Filter out everything except lines holding "following".

[Dataset entries]
::::

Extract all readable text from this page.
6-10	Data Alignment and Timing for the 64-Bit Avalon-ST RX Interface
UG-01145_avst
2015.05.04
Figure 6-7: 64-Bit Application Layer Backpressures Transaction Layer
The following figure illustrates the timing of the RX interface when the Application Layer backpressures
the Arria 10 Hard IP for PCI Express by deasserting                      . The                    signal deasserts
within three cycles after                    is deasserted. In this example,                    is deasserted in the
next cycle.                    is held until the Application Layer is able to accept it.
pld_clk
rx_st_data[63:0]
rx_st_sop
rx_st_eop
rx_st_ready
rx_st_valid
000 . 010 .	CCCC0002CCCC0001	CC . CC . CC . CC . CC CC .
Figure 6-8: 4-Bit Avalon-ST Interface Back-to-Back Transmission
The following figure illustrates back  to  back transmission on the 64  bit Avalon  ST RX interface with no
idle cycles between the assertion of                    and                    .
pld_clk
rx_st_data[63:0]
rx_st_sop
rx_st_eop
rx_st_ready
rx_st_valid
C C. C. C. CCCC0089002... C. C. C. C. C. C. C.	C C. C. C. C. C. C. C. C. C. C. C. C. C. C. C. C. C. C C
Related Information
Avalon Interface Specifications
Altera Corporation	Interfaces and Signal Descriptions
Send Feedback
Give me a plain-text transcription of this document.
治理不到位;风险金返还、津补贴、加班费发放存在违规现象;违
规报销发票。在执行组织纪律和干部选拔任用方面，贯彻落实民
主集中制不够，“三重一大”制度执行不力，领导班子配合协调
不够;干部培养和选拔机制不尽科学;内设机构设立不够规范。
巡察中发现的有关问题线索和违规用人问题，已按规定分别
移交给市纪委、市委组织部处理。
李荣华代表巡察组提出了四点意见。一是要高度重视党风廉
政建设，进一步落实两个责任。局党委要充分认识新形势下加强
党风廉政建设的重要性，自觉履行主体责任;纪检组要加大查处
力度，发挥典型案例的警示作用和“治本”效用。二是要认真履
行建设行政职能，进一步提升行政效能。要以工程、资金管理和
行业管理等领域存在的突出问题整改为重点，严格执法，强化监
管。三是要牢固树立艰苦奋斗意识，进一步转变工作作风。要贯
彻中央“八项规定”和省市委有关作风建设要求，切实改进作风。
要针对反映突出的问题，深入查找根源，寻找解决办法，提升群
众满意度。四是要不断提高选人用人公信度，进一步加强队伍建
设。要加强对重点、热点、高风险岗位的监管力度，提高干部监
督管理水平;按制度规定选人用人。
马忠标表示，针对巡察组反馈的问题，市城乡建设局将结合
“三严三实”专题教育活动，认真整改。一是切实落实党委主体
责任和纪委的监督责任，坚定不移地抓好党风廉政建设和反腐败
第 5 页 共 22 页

::::

_ANSWER TO THIS TASK_:
The following figure illustrates the timing of the RX interface when the Application Layer backpressures
The following figure illustrates back  to  back transmission on the 64  bit Avalon  ST RX interface with no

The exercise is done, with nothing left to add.